-- begin --

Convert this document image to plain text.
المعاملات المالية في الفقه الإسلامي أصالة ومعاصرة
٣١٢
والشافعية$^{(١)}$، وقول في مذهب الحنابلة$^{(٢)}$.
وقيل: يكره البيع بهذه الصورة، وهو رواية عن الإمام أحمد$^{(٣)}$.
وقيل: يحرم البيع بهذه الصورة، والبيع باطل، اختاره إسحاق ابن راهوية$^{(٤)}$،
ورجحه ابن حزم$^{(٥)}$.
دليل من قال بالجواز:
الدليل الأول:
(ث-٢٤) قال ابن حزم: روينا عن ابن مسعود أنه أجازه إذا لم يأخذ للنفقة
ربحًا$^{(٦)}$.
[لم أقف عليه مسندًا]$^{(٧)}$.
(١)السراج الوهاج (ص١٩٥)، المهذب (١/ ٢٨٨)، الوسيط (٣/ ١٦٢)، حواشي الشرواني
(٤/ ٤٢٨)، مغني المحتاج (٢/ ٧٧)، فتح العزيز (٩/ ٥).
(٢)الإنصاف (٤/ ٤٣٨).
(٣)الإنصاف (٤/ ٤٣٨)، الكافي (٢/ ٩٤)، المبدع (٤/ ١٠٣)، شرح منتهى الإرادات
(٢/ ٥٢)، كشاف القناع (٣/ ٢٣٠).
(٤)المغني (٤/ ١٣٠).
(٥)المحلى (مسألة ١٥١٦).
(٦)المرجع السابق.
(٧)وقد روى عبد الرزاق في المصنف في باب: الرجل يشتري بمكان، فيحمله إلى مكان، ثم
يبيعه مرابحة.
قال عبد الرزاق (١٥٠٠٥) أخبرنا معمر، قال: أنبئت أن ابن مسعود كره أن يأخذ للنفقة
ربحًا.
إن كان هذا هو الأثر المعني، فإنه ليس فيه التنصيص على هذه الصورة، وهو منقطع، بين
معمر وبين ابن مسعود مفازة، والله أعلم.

-- end --

* Short task *
Set down all of the data above, word for word.

* Solution to the problem *
Convert this document image to plain text.
المعاملات المالية في الفقه الإسلامي أصالة ومعاصرة
٣١٢
والشافعية$^{(١)}$، وقول في مذهب الحنابلة$^{(٢)}$.
وقيل: يكره البيع بهذه الصورة، وهو رواية عن الإمام أحمد$^{(٣)}$.
وقيل: يحرم البيع بهذه الصورة، والبيع باطل، اختاره إسحاق ابن راهوية$^{(٤)}$،
ورجحه ابن حزم$^{(٥)}$.
دليل من قال بالجواز:
الدليل الأول:
(ث-٢٤) قال ابن حزم: روينا عن ابن مسعود أنه أجازه إذا لم يأخذ للنفقة
ربحًا$^{(٦)}$.
[لم أقف عليه مسندًا]$^{(٧)}$.
(١)السراج الوهاج (ص١٩٥)، المهذب (١/ ٢٨٨)، الوسيط (٣/ ١٦٢)، حواشي الشرواني
(٤/ ٤٢٨)، مغني المحتاج (٢/ ٧٧)، فتح العزيز (٩/ ٥).
(٢)الإنصاف (٤/ ٤٣٨).
(٣)الإنصاف (٤/ ٤٣٨)، الكافي (٢/ ٩٤)، المبدع (٤/ ١٠٣)، شرح منتهى الإرادات
(٢/ ٥٢)، كشاف القناع (٣/ ٢٣٠).
(٤)المغني (٤/ ١٣٠).
(٥)المحلى (مسألة ١٥١٦).
(٦)المرجع السابق.
(٧)وقد روى عبد الرزاق في المصنف في باب: الرجل يشتري بمكان، فيحمله إلى مكان، ثم
يبيعه مرابحة.
قال عبد الرزاق (١٥٠٠٥) أخبرنا معمر، قال: أنبئت أن ابن مسعود كره أن يأخذ للنفقة
ربحًا.
إن كان هذا هو الأثر المعني، فإنه ليس فيه التنصيص على هذه الصورة، وهو منقطع، بين
معمر وبين ابن مسعود مفازة، والله أعلم.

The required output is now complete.